# Reading text
------------------------------------------------------------

But Tarantino's real strength lies in scenes which are to be found in all of his films, in particular in Inglourious Basterds - Christopher Waltz has a habit of stealing scenes and in this film  playing a genial Gestapo officer he plays with a French farmer sheltering Jews like a cat with a mouse.  The underlying menace is palpable  as the tension builds with seemingly innocuous dialogue until the Gestapo officer's true persona emerges and he erupts into a merciless sadist.  The same scene is replicated in  Django when DiCaprio's plantation owner toys with Django and Christopher Waltz's Dr Schultz producing the same underlying menace and threat while chatting, seemingly innocently.  It is worth seeing the film for this scene alone and DiCaprio's slave-owners' verbal fencing with Christopher Waltz's Schultz is more exciting and tense than any of the firefights. 
From the tension engendered in the above scenes, Tarantino switches seamlessly to the slavers dressed in Klan masks with the accompanying comedic dialogue making plain just how ridiculous they all are.  Looked at more closely, although the scene can be construed as merely a quirky, comic  episode, Tarantino has in fact debunked the Klan and all it stands for in a very clever manner.  He really is more clever than we give him credit for.
Samuel L. Jackson is well worth a mention as the obsequious and ingratiating Stephen, who in his own way is worse than the slaver-owners, betraying his own kind and collaborating in the plantation-owners' worse excesses.
Eccentric and innovative, Tarantino has once again produced a mixture of horror, comedy and drama in a film which he appears in an acting part near the end; it has to be said that based on Tarantino's portrayal of a cowboy, he made a wise choice when he turned to Directing.  The final scene once again is reminiscent of a 50's B Western, with all the baddies vanquished and Django riding into the sunset with his girl, but once again Tarantino surprises us - who else would have his hero have his horse dancing and performing tricks in the final reel - the last time I saw that was in the Cameo when Roy Rogers and Trigger did it, roughly around 1952.

------------------------------------------------------------

# Material
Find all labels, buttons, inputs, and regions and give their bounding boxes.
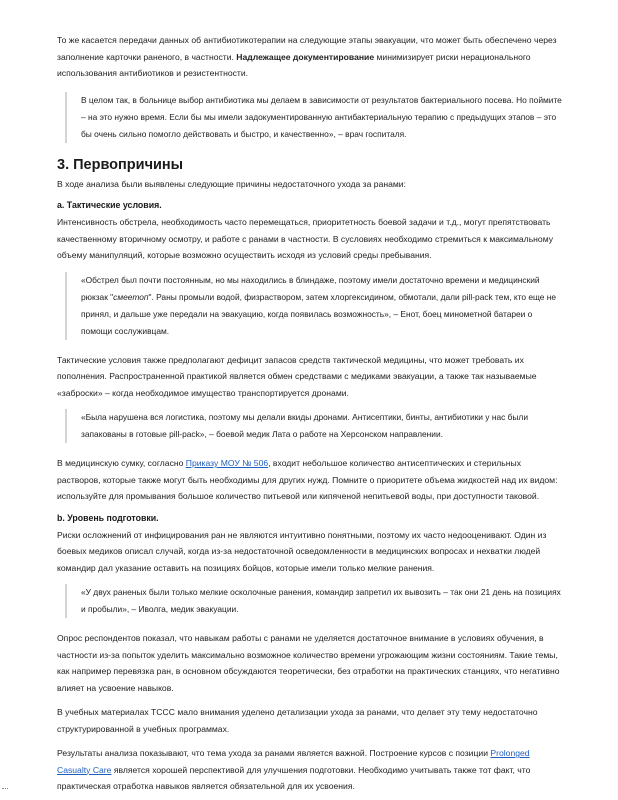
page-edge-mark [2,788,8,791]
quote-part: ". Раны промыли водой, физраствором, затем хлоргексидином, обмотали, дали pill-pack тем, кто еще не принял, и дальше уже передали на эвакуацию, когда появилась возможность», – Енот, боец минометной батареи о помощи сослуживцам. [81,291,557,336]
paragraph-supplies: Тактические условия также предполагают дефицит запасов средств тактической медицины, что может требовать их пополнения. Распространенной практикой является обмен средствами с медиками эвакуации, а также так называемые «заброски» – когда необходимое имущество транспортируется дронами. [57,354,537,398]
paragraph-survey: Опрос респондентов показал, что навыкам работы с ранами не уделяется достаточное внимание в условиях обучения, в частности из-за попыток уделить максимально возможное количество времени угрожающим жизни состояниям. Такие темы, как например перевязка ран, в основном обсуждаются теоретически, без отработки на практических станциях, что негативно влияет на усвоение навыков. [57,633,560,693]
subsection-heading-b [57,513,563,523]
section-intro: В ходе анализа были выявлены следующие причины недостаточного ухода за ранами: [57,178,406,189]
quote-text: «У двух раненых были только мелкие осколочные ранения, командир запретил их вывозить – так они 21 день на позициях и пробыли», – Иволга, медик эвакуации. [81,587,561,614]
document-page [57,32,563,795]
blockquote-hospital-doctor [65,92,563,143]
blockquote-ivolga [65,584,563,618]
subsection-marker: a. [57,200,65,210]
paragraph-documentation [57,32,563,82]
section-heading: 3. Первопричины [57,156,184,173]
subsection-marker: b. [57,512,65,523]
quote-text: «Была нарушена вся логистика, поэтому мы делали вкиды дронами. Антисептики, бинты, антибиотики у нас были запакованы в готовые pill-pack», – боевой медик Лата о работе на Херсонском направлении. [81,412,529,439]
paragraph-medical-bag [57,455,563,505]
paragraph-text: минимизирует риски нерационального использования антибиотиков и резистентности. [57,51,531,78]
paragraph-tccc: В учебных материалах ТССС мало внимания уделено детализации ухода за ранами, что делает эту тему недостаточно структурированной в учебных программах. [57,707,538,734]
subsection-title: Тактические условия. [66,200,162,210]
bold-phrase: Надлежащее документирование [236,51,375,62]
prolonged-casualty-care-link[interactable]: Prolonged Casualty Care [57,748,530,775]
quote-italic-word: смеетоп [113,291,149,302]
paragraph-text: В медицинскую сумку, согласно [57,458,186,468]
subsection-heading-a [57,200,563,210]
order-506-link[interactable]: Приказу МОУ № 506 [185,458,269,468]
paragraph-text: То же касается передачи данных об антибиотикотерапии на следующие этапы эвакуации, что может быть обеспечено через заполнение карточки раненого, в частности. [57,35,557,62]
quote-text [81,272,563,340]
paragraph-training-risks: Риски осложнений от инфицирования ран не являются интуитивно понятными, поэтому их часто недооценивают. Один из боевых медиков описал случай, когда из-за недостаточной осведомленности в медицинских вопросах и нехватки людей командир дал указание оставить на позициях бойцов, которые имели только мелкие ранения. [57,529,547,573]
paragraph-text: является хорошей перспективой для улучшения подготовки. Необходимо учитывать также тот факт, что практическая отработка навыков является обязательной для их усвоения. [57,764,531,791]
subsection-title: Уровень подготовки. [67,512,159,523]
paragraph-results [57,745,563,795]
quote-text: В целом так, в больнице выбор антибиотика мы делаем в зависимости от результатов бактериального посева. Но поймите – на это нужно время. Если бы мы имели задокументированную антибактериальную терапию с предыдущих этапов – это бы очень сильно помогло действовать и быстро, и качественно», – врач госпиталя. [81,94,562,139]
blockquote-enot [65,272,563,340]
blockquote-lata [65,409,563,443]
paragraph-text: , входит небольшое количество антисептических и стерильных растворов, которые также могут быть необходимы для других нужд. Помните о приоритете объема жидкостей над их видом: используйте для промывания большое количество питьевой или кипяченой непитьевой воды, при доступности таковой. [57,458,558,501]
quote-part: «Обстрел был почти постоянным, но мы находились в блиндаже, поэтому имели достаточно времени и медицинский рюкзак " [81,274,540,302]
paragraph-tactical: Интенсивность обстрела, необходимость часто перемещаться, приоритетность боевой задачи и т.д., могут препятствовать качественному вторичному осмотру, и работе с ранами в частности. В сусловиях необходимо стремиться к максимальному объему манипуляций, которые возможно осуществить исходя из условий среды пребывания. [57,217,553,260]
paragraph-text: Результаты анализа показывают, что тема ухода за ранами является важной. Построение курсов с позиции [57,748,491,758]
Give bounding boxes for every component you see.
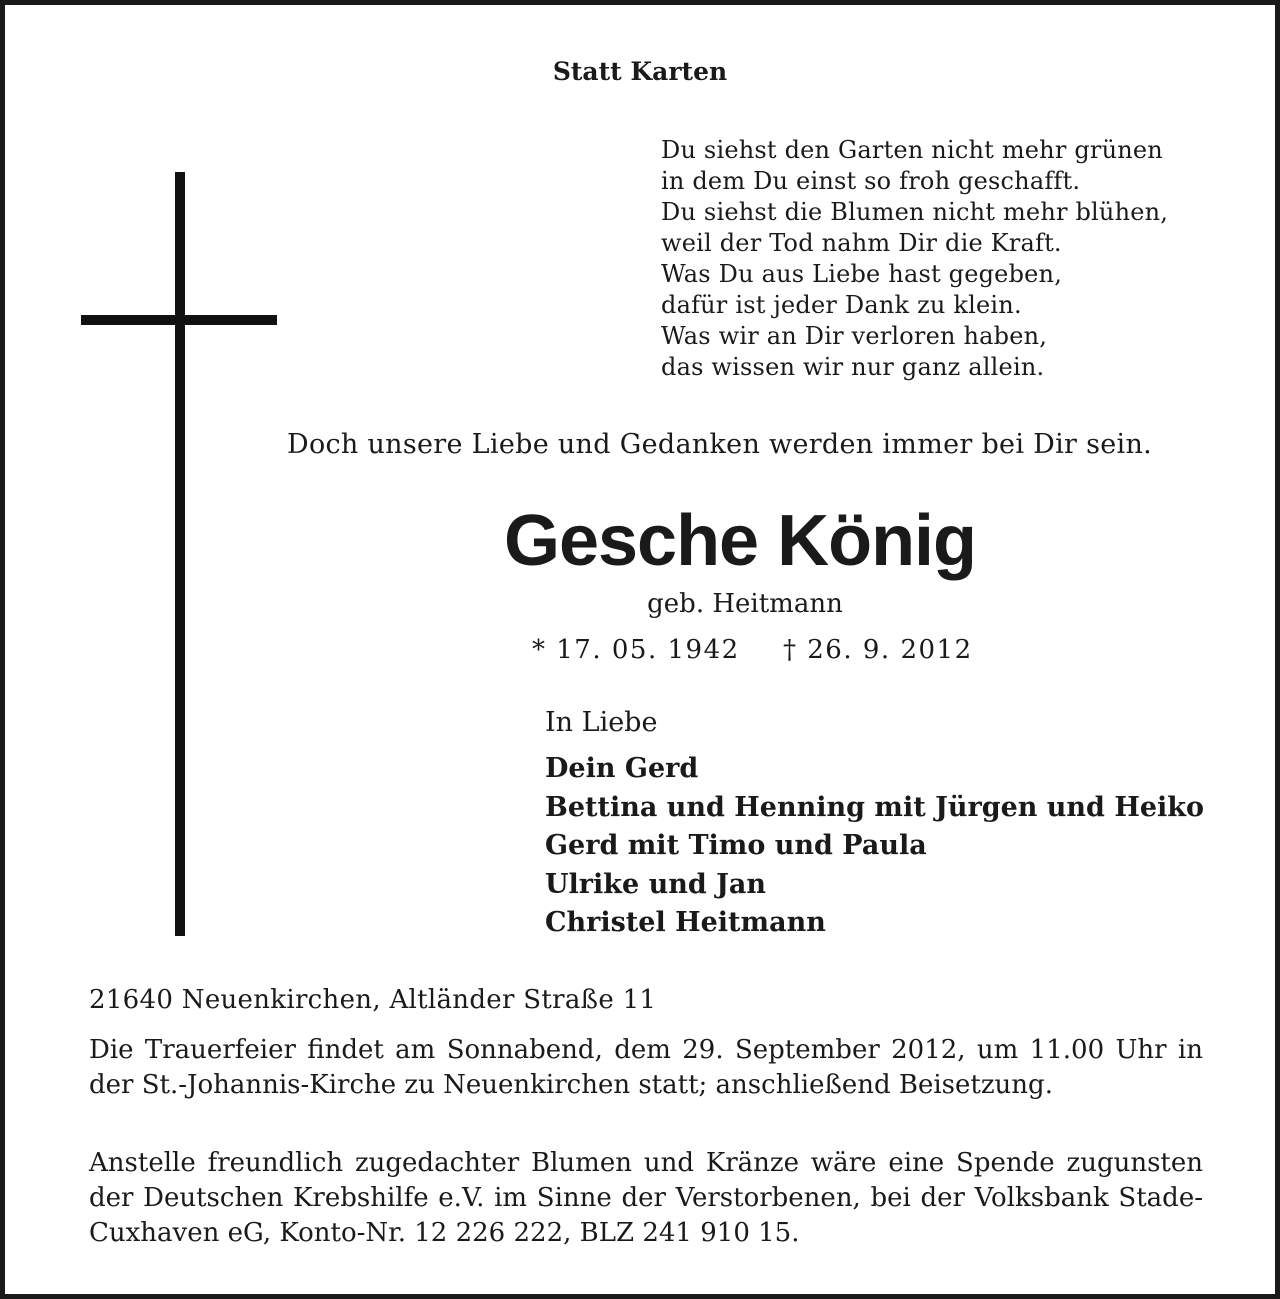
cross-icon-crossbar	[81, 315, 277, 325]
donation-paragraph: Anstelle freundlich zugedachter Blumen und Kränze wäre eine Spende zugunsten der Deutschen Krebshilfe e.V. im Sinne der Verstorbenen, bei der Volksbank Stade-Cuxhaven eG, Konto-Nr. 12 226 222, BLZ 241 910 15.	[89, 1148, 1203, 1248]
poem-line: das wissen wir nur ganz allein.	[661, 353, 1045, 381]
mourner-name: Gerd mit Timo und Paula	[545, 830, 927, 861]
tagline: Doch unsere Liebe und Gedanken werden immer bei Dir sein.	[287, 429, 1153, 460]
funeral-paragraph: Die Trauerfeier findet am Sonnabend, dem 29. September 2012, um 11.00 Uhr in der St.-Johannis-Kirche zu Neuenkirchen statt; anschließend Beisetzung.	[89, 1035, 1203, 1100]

------------------------------------------------------------

# Jobs
• A. Reproduce the stretch of the Tarantino review from "Samuel L. Jackson" through "plantation-owners' worse excesses.".
• B. Pick up the Tarantino review after its final sentence and continue writing it.

# Final results
• A.
Samuel L. Jackson is well worth a mention as the obsequious and ingratiating Stephen, who in his own way is worse than the slaver-owners, betraying his own kind and collaborating in the plantation-owners' worse excesses.

• B.
It is a measure of the popularity of the singing cowboys of 1950's vintage that those of a certain age in Liverpool  still fondly recall Roy Rogers leading Trigger through the doors of the Adelphi Hotel where he was staying and waving to the crowd from a 3rd floor balcony with Trigger alongside.

 Tommy Lee Jones has featured in several westerns and was outstanding as Captain Woodrow Call in Lonesome Dove but in latter years his performances and films have become ever darker and dispiriting.  There is a tendency to acclaim everything that Tommy Lee Jones does but sometimes I think its a case of the Emperor's new clothes and it's difficult to find anything to like about the Three Burials of Melquiades Estrada with the scenario of dragging a corpse across country as its basic premise.  The scenes where Barry Pepper's Highway Patrolman is masturbating over a porn magazine is distasteful and unnecessary and if in fact this film can be described as a modern western then Gene Autry, Roy Rogers and Buck Jones' fantasyland are infinitely preferable.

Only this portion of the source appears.